- _Exercise requirements_: What follows is a set of records; restate each one word for word and drop the pictures.

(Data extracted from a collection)
########################################

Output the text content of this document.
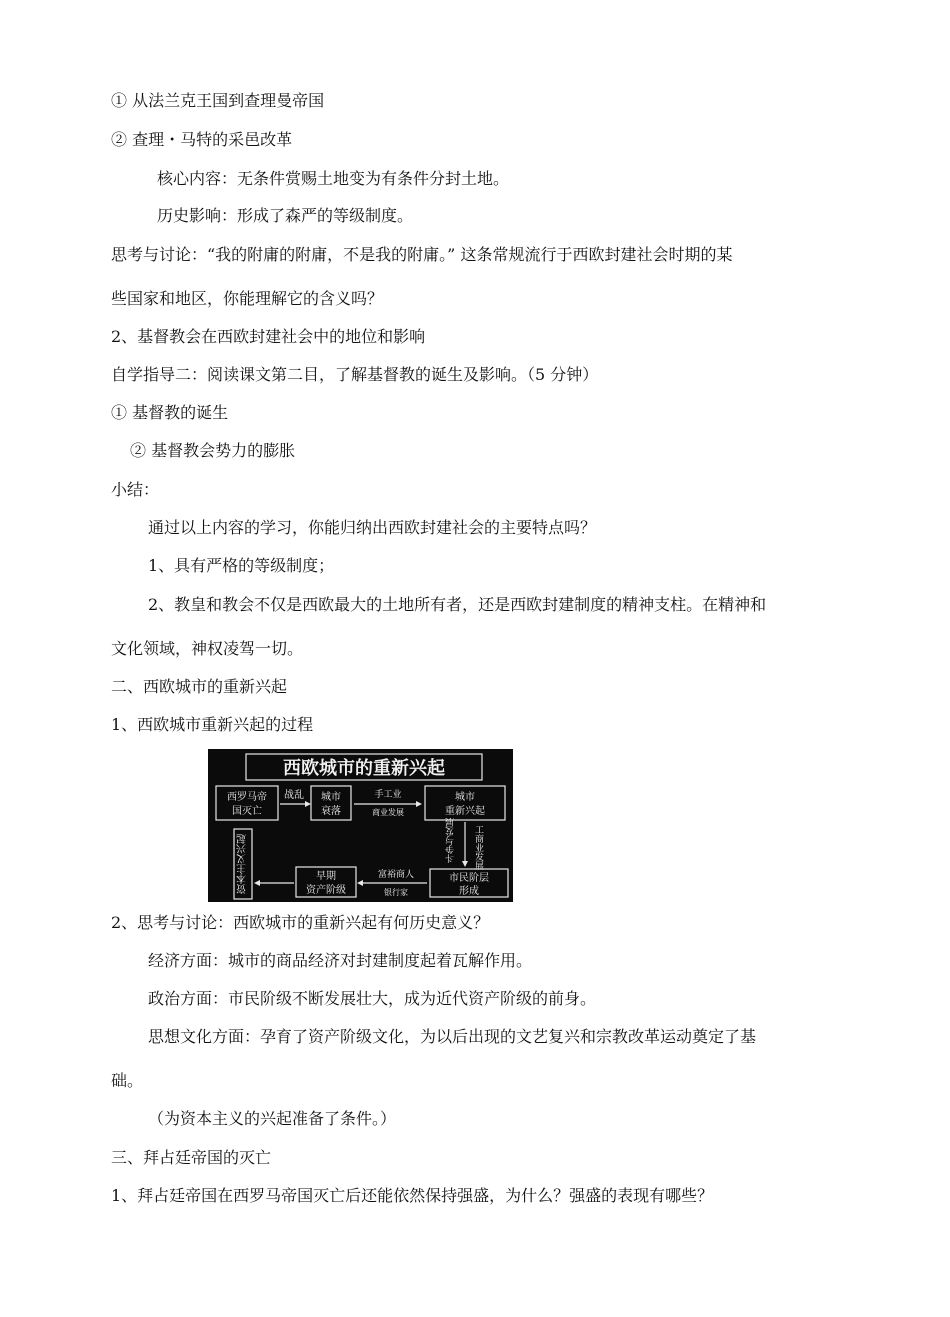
① 从法兰克王国到查理曼帝国
② 查理・马特的采邑改革
核心内容：无条件赏赐土地变为有条件分封土地。
历史影响：形成了森严的等级制度。
思考与讨论：“我的附庸的附庸，不是我的附庸。” 这条常规流行于西欧封建社会时期的某
些国家和地区，你能理解它的含义吗？
2、基督教会在西欧封建社会中的地位和影响
自学指导二：阅读课文第二目，了解基督教的诞生及影响。（5 分钟）
① 基督教的诞生
② 基督教会势力的膨胀
小结：
通过以上内容的学习，你能归纳出西欧封建社会的主要特点吗？
1、具有严格的等级制度；
2、教皇和教会不仅是西欧最大的土地所有者，还是西欧封建制度的精神支柱。在精神和
文化领域，神权凌驾一切。
二、西欧城市的重新兴起
1、西欧城市重新兴起的过程
西欧城市的重新兴起
西罗马帝
国灭亡
战乱 城市
衰落
手工业
商业发展
城市
重新兴起
斗争与发展 工商业发展
市民阶层
形成
富裕商人
银行家
早期
资产阶级
资本主义兴起
2、思考与讨论：西欧城市的重新兴起有何历史意义？
经济方面：城市的商品经济对封建制度起着瓦解作用。
政治方面：市民阶级不断发展壮大，成为近代资产阶级的前身。
思想文化方面：孕育了资产阶级文化，为以后出现的文艺复兴和宗教改革运动奠定了基
础。
（为资本主义的兴起准备了条件。）
三、拜占廷帝国的灭亡
1、拜占廷帝国在西罗马帝国灭亡后还能依然保持强盛，为什么？强盛的表现有哪些？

########################################

- _Exercise output_:
Output the text content of this document.
① 从法兰克王国到查理曼帝国
② 查理・马特的采邑改革
核心内容：无条件赏赐土地变为有条件分封土地。
历史影响：形成了森严的等级制度。
思考与讨论：“我的附庸的附庸，不是我的附庸。” 这条常规流行于西欧封建社会时期的某
些国家和地区，你能理解它的含义吗？
2、基督教会在西欧封建社会中的地位和影响
自学指导二：阅读课文第二目，了解基督教的诞生及影响。（5 分钟）
① 基督教的诞生
② 基督教会势力的膨胀
小结：
通过以上内容的学习，你能归纳出西欧封建社会的主要特点吗？
1、具有严格的等级制度；
2、教皇和教会不仅是西欧最大的土地所有者，还是西欧封建制度的精神支柱。在精神和
文化领域，神权凌驾一切。
二、西欧城市的重新兴起
1、西欧城市重新兴起的过程
西欧城市的重新兴起
西罗马帝
国灭亡
战乱 城市
衰落
手工业
商业发展
城市
重新兴起
斗争与发展 工商业发展
市民阶层
形成
富裕商人
银行家
早期
资产阶级
资本主义兴起
2、思考与讨论：西欧城市的重新兴起有何历史意义？
经济方面：城市的商品经济对封建制度起着瓦解作用。
政治方面：市民阶级不断发展壮大，成为近代资产阶级的前身。
思想文化方面：孕育了资产阶级文化，为以后出现的文艺复兴和宗教改革运动奠定了基
础。
（为资本主义的兴起准备了条件。）
三、拜占廷帝国的灭亡
1、拜占廷帝国在西罗马帝国灭亡后还能依然保持强盛，为什么？强盛的表现有哪些？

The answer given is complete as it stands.